— START OF Listed records —

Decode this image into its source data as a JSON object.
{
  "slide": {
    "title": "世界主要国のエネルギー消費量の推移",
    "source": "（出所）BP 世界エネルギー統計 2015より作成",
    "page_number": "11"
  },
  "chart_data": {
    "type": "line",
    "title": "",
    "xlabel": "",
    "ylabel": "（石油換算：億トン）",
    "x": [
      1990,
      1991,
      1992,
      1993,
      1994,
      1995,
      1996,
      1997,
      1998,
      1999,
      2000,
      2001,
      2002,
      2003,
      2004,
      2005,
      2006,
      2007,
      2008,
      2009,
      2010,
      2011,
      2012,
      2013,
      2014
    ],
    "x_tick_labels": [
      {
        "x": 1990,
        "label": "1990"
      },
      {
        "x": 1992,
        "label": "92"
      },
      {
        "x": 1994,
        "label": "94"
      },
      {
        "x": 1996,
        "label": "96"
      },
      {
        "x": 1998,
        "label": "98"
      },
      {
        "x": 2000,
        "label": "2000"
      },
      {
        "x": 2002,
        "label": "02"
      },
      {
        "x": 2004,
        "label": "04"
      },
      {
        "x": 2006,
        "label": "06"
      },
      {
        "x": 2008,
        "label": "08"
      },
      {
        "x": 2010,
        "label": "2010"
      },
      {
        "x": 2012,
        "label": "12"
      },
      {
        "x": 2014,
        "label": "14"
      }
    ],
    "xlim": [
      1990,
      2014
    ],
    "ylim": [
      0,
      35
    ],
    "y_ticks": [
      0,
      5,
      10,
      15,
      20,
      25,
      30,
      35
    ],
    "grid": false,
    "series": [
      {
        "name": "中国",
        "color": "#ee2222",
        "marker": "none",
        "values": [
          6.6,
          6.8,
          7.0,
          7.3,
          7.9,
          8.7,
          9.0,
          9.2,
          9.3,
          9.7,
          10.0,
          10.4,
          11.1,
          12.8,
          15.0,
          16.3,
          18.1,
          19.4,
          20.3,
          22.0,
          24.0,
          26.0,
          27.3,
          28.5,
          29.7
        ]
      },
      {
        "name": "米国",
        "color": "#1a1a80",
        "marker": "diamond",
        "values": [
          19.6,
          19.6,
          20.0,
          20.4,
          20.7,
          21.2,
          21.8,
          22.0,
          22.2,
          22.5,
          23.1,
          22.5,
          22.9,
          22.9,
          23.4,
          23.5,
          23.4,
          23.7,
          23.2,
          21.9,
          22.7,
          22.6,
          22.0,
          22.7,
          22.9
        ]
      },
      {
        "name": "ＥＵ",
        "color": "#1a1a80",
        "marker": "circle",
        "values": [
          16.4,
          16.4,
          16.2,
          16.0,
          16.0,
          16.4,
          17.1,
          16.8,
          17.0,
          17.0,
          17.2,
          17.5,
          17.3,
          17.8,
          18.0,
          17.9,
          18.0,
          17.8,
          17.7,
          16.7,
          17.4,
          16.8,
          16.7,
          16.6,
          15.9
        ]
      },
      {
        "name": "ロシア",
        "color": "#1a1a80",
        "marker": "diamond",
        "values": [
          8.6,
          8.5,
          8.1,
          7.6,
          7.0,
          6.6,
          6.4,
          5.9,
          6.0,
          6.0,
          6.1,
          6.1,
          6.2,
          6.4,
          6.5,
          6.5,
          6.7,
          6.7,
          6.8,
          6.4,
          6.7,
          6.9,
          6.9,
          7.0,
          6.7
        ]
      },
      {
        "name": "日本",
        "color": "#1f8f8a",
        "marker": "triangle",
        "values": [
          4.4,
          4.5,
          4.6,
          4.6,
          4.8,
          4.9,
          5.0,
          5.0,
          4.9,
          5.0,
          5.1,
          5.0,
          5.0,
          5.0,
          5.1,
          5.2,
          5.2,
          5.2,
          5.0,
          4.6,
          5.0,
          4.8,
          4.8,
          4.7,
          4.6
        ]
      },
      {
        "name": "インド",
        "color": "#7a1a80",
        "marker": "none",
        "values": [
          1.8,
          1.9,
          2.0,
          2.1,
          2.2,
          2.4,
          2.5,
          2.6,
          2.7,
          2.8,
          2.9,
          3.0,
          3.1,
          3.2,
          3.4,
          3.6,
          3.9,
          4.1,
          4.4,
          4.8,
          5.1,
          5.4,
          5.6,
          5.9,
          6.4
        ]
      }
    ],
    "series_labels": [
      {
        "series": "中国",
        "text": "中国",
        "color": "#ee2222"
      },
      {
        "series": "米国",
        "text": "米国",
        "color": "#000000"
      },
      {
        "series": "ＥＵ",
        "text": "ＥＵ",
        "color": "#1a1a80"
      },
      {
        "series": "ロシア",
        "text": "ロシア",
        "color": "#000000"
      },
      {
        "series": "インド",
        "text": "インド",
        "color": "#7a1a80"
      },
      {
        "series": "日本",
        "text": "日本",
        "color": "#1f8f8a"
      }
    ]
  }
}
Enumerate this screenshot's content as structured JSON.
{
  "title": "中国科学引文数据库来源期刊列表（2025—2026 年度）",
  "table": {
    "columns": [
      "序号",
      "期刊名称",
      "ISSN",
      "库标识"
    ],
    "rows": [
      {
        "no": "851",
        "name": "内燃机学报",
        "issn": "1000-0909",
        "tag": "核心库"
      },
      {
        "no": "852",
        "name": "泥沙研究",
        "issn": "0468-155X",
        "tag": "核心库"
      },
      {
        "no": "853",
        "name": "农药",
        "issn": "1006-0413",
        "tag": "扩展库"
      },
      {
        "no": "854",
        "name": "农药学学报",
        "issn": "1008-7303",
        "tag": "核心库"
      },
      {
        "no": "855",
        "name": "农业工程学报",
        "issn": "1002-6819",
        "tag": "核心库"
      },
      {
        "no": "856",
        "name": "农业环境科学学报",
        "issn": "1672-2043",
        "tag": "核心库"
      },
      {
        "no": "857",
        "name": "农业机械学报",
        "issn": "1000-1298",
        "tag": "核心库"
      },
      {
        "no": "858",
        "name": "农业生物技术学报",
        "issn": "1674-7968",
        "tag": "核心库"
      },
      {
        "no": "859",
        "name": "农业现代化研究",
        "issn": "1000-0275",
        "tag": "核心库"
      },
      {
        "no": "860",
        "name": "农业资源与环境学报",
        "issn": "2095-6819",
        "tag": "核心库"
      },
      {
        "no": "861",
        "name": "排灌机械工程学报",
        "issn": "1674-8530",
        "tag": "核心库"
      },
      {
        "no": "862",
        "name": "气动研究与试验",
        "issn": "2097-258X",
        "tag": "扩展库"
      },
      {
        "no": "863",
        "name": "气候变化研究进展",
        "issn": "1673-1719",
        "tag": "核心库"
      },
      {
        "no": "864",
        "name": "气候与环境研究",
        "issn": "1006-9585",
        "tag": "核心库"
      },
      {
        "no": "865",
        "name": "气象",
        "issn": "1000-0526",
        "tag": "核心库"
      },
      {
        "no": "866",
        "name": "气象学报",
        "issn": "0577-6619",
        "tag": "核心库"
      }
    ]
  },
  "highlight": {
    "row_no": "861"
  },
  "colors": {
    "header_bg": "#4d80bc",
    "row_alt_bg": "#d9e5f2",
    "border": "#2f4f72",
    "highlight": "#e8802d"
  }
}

— END OF Listed records —

> _Instructions for the task_: Restate the data above word for word.

> _Result for this exercise_:
Decode this image into its source data as a JSON object.
{
  "slide": {
    "title": "世界主要国のエネルギー消費量の推移",
    "source": "（出所）BP 世界エネルギー統計 2015より作成",
    "page_number": "11"
  },
  "chart_data": {
    "type": "line",
    "title": "",
    "xlabel": "",
    "ylabel": "（石油換算：億トン）",
    "x": [
      1990,
      1991,
      1992,
      1993,
      1994,
      1995,
      1996,
      1997,
      1998,
      1999,
      2000,
      2001,
      2002,
      2003,
      2004,
      2005,
      2006,
      2007,
      2008,
      2009,
      2010,
      2011,
      2012,
      2013,
      2014
    ],
    "x_tick_labels": [
      {
        "x": 1990,
        "label": "1990"
      },
      {
        "x": 1992,
        "label": "92"
      },
      {
        "x": 1994,
        "label": "94"
      },
      {
        "x": 1996,
        "label": "96"
      },
      {
        "x": 1998,
        "label": "98"
      },
      {
        "x": 2000,
        "label": "2000"
      },
      {
        "x": 2002,
        "label": "02"
      },
      {
        "x": 2004,
        "label": "04"
      },
      {
        "x": 2006,
        "label": "06"
      },
      {
        "x": 2008,
        "label": "08"
      },
      {
        "x": 2010,
        "label": "2010"
      },
      {
        "x": 2012,
        "label": "12"
      },
      {
        "x": 2014,
        "label": "14"
      }
    ],
    "xlim": [
      1990,
      2014
    ],
    "ylim": [
      0,
      35
    ],
    "y_ticks": [
      0,
      5,
      10,
      15,
      20,
      25,
      30,
      35
    ],
    "grid": false,
    "series": [
      {
        "name": "中国",
        "color": "#ee2222",
        "marker": "none",
        "values": [
          6.6,
          6.8,
          7.0,
          7.3,
          7.9,
          8.7,
          9.0,
          9.2,
          9.3,
          9.7,
          10.0,
          10.4,
          11.1,
          12.8,
          15.0,
          16.3,
          18.1,
          19.4,
          20.3,
          22.0,
          24.0,
          26.0,
          27.3,
          28.5,
          29.7
        ]
      },
      {
        "name": "米国",
        "color": "#1a1a80",
        "marker": "diamond",
        "values": [
          19.6,
          19.6,
          20.0,
          20.4,
          20.7,
          21.2,
          21.8,
          22.0,
          22.2,
          22.5,
          23.1,
          22.5,
          22.9,
          22.9,
          23.4,
          23.5,
          23.4,
          23.7,
          23.2,
          21.9,
          22.7,
          22.6,
          22.0,
          22.7,
          22.9
        ]
      },
      {
        "name": "ＥＵ",
        "color": "#1a1a80",
        "marker": "circle",
        "values": [
          16.4,
          16.4,
          16.2,
          16.0,
          16.0,
          16.4,
          17.1,
          16.8,
          17.0,
          17.0,
          17.2,
          17.5,
          17.3,
          17.8,
          18.0,
          17.9,
          18.0,
          17.8,
          17.7,
          16.7,
          17.4,
          16.8,
          16.7,
          16.6,
          15.9
        ]
      },
      {
        "name": "ロシア",
        "color": "#1a1a80",
        "marker": "diamond",
        "values": [
          8.6,
          8.5,
          8.1,
          7.6,
          7.0,
          6.6,
          6.4,
          5.9,
          6.0,
          6.0,
          6.1,
          6.1,
          6.2,
          6.4,
          6.5,
          6.5,
          6.7,
          6.7,
          6.8,
          6.4,
          6.7,
          6.9,
          6.9,
          7.0,
          6.7
        ]
      },
      {
        "name": "日本",
        "color": "#1f8f8a",
        "marker": "triangle",
        "values": [
          4.4,
          4.5,
          4.6,
          4.6,
          4.8,
          4.9,
          5.0,
          5.0,
          4.9,
          5.0,
          5.1,
          5.0,
          5.0,
          5.0,
          5.1,
          5.2,
          5.2,
          5.2,
          5.0,
          4.6,
          5.0,
          4.8,
          4.8,
          4.7,
          4.6
        ]
      },
      {
        "name": "インド",
        "color": "#7a1a80",
        "marker": "none",
        "values": [
          1.8,
          1.9,
          2.0,
          2.1,
          2.2,
          2.4,
          2.5,
          2.6,
          2.7,
          2.8,
          2.9,
          3.0,
          3.1,
          3.2,
          3.4,
          3.6,
          3.9,
          4.1,
          4.4,
          4.8,
          5.1,
          5.4,
          5.6,
          5.9,
          6.4
        ]
      }
    ],
    "series_labels": [
      {
        "series": "中国",
        "text": "中国",
        "color": "#ee2222"
      },
      {
        "series": "米国",
        "text": "米国",
        "color": "#000000"
      },
      {
        "series": "ＥＵ",
        "text": "ＥＵ",
        "color": "#1a1a80"
      },
      {
        "series": "ロシア",
        "text": "ロシア",
        "color": "#000000"
      },
      {
        "series": "インド",
        "text": "インド",
        "color": "#7a1a80"
      },
      {
        "series": "日本",
        "text": "日本",
        "color": "#1f8f8a"
      }
    ]
  }
}
Enumerate this screenshot's content as structured JSON.
{
  "title": "中国科学引文数据库来源期刊列表（2025—2026 年度）",
  "table": {
    "columns": [
      "序号",
      "期刊名称",
      "ISSN",
      "库标识"
    ],
    "rows": [
      {
        "no": "851",
        "name": "内燃机学报",
        "issn": "1000-0909",
        "tag": "核心库"
      },
      {
        "no": "852",
        "name": "泥沙研究",
        "issn": "0468-155X",
        "tag": "核心库"
      },
      {
        "no": "853",
        "name": "农药",
        "issn": "1006-0413",
        "tag": "扩展库"
      },
      {
        "no": "854",
        "name": "农药学学报",
        "issn": "1008-7303",
        "tag": "核心库"
      },
      {
        "no": "855",
        "name": "农业工程学报",
        "issn": "1002-6819",
        "tag": "核心库"
      },
      {
        "no": "856",
        "name": "农业环境科学学报",
        "issn": "1672-2043",
        "tag": "核心库"
      },
      {
        "no": "857",
        "name": "农业机械学报",
        "issn": "1000-1298",
        "tag": "核心库"
      },
      {
        "no": "858",
        "name": "农业生物技术学报",
        "issn": "1674-7968",
        "tag": "核心库"
      },
      {
        "no": "859",
        "name": "农业现代化研究",
        "issn": "1000-0275",
        "tag": "核心库"
      },
      {
        "no": "860",
        "name": "农业资源与环境学报",
        "issn": "2095-6819",
        "tag": "核心库"
      },
      {
        "no": "861",
        "name": "排灌机械工程学报",
        "issn": "1674-8530",
        "tag": "核心库"
      },
      {
        "no": "862",
        "name": "气动研究与试验",
        "issn": "2097-258X",
        "tag": "扩展库"
      },
      {
        "no": "863",
        "name": "气候变化研究进展",
        "issn": "1673-1719",
        "tag": "核心库"
      },
      {
        "no": "864",
        "name": "气候与环境研究",
        "issn": "1006-9585",
        "tag": "核心库"
      },
      {
        "no": "865",
        "name": "气象",
        "issn": "1000-0526",
        "tag": "核心库"
      },
      {
        "no": "866",
        "name": "气象学报",
        "issn": "0577-6619",
        "tag": "核心库"
      }
    ]
  },
  "highlight": {
    "row_no": "861"
  },
  "colors": {
    "header_bg": "#4d80bc",
    "row_alt_bg": "#d9e5f2",
    "border": "#2f4f72",
    "highlight": "#e8802d"
  }
}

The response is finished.